> _Your objective_
Find all lines in the records that include the word "success", and copy them out.

[Saved entries]
• • •
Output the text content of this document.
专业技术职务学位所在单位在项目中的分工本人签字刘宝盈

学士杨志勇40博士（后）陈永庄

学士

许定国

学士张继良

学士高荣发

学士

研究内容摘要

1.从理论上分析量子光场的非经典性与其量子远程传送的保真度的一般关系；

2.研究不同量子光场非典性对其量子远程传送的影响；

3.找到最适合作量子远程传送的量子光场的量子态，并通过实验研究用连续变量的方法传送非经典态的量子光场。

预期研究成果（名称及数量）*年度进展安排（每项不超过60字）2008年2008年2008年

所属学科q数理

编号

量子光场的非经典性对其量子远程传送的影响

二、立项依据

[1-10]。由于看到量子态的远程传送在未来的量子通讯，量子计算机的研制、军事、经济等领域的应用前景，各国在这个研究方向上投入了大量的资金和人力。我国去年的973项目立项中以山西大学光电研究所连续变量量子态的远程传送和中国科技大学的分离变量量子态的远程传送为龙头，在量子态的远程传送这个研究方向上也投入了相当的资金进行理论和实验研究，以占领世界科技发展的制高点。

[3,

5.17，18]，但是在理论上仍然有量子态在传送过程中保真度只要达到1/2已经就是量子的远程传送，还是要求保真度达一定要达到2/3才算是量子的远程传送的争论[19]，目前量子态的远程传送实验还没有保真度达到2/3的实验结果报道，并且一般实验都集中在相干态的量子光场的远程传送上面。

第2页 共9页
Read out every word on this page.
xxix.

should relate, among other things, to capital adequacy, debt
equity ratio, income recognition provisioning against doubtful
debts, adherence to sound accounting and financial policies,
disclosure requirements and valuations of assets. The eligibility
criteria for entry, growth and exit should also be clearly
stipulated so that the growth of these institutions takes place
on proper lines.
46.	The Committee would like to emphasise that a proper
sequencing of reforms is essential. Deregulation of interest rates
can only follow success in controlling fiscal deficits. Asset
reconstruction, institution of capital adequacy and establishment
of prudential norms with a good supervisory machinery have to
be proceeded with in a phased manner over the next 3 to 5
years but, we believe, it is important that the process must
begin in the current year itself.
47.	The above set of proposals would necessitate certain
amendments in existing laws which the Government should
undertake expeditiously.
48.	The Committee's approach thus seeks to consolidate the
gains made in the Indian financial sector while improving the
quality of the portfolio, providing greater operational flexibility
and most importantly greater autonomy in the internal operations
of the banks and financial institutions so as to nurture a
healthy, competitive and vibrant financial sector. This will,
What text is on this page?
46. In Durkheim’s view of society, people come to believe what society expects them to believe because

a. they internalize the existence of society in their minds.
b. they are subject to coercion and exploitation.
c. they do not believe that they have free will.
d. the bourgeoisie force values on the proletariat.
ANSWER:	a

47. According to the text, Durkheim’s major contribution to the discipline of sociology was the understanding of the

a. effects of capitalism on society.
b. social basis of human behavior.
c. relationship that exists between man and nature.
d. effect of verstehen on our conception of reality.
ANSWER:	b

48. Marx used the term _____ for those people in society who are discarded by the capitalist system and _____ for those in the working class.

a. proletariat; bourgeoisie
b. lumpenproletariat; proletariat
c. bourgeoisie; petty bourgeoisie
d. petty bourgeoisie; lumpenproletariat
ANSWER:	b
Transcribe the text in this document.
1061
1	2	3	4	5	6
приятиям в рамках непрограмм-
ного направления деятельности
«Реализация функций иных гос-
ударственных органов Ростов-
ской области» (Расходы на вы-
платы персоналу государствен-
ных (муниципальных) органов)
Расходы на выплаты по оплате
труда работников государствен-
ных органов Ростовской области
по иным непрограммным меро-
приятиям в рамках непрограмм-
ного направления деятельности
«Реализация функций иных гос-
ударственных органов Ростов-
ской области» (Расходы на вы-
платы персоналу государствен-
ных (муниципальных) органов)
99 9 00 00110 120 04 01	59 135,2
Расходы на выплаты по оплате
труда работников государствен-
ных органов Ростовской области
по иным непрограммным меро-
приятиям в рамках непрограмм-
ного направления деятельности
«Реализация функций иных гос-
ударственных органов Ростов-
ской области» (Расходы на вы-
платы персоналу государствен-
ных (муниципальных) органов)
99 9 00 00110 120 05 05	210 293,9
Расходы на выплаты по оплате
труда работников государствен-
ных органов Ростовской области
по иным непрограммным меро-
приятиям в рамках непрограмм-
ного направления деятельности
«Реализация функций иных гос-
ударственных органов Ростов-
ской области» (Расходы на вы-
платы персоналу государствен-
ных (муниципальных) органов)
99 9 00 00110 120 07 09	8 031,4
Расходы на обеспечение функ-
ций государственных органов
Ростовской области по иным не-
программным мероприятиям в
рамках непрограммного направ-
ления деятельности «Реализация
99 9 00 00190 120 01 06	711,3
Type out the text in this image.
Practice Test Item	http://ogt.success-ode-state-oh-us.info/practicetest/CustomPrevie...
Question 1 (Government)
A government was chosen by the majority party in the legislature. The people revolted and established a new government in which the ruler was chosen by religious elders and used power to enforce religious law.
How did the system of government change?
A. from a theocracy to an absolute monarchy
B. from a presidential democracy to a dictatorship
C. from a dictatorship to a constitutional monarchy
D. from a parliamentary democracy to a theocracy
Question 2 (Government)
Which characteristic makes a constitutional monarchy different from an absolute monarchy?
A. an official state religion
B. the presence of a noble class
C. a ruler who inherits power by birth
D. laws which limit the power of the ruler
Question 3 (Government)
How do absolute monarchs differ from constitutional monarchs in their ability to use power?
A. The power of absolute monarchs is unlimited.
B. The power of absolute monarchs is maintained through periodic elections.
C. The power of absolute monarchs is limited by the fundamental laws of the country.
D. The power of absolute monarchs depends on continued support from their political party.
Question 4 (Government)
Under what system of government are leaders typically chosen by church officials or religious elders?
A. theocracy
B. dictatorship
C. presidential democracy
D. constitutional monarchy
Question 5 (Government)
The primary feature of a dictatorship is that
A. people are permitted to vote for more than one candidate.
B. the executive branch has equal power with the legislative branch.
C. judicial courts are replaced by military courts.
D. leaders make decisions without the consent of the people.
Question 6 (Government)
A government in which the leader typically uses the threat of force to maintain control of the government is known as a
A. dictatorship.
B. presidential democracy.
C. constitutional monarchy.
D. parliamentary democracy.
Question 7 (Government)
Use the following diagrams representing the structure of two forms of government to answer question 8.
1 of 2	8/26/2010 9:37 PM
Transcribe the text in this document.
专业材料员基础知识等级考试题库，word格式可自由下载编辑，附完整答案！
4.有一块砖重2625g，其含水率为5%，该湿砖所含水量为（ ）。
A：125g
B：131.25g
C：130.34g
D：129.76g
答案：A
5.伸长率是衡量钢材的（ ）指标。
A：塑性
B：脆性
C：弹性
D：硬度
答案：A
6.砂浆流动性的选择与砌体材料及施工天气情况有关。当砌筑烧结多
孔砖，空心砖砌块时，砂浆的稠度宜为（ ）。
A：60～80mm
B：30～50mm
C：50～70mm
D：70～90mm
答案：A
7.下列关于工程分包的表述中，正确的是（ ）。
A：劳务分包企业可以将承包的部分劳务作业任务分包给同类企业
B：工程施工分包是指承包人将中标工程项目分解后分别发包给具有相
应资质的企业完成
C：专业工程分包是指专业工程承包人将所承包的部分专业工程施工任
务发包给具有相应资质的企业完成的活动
• • •
> _Answer in full_
can only follow success in controlling fiscal deficits. Asset
Practice Test Item	http://ogt.success-ode-state-oh-us.info/practicetest/CustomPrevie...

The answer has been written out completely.